Task details >> Check every line below for the word "content" and copy the ones that have it.

Record excerpts >>
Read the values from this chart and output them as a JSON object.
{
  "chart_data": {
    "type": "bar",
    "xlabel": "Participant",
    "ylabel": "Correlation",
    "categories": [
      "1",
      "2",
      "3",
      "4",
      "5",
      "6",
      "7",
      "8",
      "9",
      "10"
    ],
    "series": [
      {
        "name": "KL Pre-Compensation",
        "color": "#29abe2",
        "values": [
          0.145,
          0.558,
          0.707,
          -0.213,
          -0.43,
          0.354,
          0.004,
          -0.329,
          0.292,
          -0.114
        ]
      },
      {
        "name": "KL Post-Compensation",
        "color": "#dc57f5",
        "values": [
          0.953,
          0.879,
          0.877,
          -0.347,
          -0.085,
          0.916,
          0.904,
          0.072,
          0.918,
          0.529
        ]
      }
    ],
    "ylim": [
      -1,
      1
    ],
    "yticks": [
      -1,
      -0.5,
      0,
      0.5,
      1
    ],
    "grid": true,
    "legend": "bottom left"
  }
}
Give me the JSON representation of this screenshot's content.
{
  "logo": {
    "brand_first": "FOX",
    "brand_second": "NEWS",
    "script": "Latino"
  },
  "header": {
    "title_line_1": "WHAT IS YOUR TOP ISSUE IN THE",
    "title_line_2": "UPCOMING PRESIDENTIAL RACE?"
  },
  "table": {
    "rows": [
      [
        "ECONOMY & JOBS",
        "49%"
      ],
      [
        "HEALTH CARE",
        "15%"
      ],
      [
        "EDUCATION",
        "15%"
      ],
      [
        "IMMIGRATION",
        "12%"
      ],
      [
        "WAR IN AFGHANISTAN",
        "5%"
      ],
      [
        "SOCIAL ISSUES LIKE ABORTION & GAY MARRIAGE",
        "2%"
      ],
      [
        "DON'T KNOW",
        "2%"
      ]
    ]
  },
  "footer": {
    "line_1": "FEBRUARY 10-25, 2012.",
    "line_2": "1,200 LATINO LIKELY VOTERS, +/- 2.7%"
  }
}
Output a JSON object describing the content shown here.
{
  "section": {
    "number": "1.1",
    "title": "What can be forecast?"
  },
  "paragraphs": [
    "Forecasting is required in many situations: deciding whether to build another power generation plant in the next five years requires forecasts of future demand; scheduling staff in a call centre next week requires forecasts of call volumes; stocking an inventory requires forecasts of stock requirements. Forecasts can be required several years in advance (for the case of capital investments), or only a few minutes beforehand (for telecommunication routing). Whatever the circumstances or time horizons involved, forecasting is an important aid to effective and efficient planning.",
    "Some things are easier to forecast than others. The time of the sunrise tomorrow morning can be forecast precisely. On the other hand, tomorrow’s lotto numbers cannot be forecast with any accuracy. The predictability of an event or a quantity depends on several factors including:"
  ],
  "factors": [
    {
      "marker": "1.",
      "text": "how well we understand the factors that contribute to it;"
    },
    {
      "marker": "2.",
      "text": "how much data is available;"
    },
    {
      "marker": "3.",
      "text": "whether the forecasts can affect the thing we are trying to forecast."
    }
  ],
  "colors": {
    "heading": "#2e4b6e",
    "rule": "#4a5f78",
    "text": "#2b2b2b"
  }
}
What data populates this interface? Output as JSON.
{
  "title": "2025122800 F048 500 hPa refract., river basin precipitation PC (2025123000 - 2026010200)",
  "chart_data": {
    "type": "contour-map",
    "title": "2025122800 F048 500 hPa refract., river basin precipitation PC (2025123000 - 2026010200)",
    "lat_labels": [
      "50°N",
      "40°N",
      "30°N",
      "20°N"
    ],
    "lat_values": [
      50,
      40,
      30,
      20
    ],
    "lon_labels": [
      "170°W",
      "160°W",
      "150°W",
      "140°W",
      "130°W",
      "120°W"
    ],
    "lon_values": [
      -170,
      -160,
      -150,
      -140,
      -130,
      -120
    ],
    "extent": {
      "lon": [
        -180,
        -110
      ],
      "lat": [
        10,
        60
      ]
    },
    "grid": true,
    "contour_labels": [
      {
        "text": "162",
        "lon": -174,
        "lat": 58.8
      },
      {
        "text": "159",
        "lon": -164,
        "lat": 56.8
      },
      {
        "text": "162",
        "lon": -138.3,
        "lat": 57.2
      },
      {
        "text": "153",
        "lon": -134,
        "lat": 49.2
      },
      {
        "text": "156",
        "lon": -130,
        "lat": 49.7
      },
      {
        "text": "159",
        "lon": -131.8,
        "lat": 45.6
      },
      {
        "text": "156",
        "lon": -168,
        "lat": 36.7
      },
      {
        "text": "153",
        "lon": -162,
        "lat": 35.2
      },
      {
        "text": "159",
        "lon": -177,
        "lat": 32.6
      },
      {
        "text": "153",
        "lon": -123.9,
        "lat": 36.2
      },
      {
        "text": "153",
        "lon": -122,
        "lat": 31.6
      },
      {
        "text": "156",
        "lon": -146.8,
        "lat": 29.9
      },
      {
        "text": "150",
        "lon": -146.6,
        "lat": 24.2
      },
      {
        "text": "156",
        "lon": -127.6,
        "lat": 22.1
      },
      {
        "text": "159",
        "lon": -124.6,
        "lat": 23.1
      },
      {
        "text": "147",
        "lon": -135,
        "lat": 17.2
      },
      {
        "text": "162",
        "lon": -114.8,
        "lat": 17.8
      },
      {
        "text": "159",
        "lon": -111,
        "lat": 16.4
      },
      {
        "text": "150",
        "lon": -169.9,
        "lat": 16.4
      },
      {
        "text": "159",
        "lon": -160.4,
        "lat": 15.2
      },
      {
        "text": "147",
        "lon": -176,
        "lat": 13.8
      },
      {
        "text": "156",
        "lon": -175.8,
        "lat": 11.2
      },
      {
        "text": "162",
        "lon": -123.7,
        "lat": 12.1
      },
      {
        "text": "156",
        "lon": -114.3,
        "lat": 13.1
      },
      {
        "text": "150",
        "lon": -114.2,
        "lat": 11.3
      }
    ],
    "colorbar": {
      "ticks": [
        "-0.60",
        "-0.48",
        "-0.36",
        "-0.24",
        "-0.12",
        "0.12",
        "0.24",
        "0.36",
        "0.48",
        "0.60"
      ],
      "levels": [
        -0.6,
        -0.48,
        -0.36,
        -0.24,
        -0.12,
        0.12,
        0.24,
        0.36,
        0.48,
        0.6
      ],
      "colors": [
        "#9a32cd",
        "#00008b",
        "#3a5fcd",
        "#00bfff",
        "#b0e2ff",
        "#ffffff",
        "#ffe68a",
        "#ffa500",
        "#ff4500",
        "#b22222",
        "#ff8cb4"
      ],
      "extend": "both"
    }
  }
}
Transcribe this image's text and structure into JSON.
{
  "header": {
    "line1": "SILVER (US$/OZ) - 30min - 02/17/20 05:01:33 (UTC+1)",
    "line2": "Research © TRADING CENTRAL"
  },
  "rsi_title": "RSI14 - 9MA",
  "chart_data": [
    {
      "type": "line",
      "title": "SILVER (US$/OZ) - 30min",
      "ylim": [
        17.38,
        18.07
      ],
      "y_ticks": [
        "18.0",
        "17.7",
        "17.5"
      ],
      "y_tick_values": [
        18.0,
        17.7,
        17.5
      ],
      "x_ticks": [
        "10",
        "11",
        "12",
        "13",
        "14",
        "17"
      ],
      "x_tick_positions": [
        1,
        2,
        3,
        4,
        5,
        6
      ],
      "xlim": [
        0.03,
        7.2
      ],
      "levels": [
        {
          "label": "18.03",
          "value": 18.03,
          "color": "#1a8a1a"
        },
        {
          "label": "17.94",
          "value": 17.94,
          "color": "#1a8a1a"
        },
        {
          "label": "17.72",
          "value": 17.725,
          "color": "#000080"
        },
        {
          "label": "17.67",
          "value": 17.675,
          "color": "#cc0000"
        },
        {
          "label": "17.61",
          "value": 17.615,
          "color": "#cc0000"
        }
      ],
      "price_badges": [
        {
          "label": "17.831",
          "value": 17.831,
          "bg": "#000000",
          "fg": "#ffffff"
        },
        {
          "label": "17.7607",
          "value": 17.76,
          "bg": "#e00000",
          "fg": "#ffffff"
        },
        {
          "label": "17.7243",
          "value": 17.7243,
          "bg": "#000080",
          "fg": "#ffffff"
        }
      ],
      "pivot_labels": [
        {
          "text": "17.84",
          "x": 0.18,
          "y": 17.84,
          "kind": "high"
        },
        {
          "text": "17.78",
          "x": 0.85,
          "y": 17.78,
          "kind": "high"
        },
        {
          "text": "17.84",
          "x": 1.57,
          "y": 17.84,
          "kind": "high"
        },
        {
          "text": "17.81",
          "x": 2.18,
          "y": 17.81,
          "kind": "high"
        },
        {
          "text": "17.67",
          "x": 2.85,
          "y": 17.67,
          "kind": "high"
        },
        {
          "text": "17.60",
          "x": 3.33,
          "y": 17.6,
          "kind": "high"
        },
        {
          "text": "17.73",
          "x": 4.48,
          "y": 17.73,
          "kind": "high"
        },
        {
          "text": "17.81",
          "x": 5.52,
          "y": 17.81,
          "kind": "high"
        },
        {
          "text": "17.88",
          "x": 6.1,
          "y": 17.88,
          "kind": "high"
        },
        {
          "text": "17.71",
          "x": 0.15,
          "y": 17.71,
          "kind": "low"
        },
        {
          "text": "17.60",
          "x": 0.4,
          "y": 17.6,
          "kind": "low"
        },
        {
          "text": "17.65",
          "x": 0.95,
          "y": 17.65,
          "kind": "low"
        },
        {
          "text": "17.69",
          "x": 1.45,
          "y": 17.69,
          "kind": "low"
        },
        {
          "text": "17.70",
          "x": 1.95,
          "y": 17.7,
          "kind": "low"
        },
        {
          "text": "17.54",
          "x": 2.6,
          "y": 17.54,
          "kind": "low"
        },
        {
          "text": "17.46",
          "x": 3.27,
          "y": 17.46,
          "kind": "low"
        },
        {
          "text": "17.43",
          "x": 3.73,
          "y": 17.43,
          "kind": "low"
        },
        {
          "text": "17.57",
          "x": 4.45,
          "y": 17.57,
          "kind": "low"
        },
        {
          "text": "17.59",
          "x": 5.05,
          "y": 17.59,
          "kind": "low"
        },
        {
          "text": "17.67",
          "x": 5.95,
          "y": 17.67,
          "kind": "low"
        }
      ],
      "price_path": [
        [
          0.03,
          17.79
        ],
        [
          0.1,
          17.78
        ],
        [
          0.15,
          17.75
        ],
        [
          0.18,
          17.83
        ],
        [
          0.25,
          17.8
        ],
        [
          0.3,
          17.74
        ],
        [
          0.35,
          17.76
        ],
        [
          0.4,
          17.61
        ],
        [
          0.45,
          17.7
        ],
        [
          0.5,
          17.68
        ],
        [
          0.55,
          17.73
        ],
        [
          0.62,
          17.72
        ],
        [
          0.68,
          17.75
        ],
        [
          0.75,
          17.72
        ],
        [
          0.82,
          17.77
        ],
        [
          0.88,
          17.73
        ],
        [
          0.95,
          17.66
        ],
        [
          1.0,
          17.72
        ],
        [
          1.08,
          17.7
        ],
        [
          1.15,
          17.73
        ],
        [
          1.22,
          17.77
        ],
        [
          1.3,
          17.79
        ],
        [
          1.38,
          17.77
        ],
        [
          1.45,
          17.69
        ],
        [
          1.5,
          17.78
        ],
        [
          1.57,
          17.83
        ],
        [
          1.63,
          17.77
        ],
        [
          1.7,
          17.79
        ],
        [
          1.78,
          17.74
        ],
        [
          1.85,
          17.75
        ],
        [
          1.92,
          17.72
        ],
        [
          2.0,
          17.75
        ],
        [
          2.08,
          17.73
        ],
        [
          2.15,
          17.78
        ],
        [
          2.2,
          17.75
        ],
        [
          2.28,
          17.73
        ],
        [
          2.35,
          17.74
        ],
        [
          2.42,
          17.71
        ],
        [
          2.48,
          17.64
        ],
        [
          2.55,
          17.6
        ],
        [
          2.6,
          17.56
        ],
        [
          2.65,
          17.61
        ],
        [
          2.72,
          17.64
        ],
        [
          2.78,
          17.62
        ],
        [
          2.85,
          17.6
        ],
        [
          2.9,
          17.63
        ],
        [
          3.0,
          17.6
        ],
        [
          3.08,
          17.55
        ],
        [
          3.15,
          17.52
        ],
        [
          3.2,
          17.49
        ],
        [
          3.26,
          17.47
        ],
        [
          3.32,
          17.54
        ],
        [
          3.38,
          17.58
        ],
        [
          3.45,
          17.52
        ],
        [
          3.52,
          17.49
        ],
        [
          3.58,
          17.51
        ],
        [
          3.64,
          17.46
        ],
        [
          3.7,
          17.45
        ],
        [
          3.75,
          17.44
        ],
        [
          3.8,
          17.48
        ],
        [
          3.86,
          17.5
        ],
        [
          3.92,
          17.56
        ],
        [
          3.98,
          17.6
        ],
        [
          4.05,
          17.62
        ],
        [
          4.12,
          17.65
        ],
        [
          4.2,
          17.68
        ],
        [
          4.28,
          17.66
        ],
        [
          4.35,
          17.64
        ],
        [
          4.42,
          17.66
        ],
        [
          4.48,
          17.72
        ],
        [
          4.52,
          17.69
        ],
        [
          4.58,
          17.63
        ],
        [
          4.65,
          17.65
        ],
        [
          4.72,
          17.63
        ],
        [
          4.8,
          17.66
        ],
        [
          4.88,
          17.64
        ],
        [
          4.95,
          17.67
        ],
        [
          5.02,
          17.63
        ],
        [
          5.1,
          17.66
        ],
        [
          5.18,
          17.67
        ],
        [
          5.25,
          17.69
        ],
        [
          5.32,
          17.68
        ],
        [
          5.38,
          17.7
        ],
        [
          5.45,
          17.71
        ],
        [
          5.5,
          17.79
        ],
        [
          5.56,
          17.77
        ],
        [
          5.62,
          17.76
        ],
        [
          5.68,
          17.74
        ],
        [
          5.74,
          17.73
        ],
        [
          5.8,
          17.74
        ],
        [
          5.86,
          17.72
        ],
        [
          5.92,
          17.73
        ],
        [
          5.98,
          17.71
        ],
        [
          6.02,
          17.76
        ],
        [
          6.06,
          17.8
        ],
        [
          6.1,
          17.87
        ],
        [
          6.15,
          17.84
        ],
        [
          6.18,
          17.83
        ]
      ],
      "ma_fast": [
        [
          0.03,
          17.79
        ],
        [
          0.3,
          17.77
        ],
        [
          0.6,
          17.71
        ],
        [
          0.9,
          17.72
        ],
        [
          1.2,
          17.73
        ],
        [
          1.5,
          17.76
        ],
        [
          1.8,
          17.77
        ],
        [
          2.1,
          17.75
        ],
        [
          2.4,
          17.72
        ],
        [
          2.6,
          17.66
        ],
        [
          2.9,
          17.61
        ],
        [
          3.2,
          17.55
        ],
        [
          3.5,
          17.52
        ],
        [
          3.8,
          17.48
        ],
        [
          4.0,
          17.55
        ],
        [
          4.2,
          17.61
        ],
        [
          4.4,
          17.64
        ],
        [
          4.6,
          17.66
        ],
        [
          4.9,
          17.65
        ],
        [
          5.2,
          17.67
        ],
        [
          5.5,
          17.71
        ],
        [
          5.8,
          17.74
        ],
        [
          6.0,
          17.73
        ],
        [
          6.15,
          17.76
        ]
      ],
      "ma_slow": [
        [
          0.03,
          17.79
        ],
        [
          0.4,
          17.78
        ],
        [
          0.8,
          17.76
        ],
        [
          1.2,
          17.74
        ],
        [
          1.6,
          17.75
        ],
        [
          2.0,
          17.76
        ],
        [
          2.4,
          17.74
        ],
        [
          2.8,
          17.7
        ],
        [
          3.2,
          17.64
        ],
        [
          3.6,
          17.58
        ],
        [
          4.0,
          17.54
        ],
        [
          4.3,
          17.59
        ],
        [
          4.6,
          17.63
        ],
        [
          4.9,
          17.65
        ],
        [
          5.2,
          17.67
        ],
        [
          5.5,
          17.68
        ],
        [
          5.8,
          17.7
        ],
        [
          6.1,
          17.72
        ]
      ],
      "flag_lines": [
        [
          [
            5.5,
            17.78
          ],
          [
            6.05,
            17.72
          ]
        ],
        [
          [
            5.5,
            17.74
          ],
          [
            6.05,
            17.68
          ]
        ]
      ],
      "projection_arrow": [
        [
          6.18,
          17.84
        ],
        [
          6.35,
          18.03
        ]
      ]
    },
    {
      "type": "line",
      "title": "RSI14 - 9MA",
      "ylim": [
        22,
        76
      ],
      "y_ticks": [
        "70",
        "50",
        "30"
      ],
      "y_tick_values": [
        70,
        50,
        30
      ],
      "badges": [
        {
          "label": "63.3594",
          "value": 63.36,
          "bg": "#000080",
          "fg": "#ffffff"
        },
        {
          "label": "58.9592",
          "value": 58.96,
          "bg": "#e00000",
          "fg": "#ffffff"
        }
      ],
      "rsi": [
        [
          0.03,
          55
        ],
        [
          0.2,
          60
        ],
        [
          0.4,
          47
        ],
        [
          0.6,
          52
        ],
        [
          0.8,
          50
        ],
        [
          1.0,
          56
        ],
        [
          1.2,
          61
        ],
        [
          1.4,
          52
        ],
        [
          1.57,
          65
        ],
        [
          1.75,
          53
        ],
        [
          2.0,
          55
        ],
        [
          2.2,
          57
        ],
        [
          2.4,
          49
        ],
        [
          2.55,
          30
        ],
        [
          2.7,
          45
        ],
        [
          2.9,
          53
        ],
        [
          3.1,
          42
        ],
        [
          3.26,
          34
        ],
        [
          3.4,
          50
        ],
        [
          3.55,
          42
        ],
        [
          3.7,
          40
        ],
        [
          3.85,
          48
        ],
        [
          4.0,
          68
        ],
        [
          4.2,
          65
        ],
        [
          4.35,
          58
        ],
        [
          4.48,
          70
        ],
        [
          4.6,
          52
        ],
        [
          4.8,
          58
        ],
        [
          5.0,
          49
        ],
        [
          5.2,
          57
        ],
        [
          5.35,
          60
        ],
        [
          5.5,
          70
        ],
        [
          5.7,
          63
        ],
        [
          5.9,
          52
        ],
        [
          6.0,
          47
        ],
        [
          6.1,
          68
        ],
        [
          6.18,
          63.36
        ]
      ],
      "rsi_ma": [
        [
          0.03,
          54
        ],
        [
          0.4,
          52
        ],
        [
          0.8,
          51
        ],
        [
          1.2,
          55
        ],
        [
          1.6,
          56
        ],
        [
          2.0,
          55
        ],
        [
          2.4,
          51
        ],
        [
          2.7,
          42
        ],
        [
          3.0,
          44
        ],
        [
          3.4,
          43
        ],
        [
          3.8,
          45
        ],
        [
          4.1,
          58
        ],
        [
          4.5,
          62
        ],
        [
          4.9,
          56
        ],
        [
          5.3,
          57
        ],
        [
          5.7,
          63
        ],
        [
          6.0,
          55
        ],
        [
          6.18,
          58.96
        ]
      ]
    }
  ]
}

Task response >>
Give me the JSON representation of this screenshot's content.
Output a JSON object describing the content shown here.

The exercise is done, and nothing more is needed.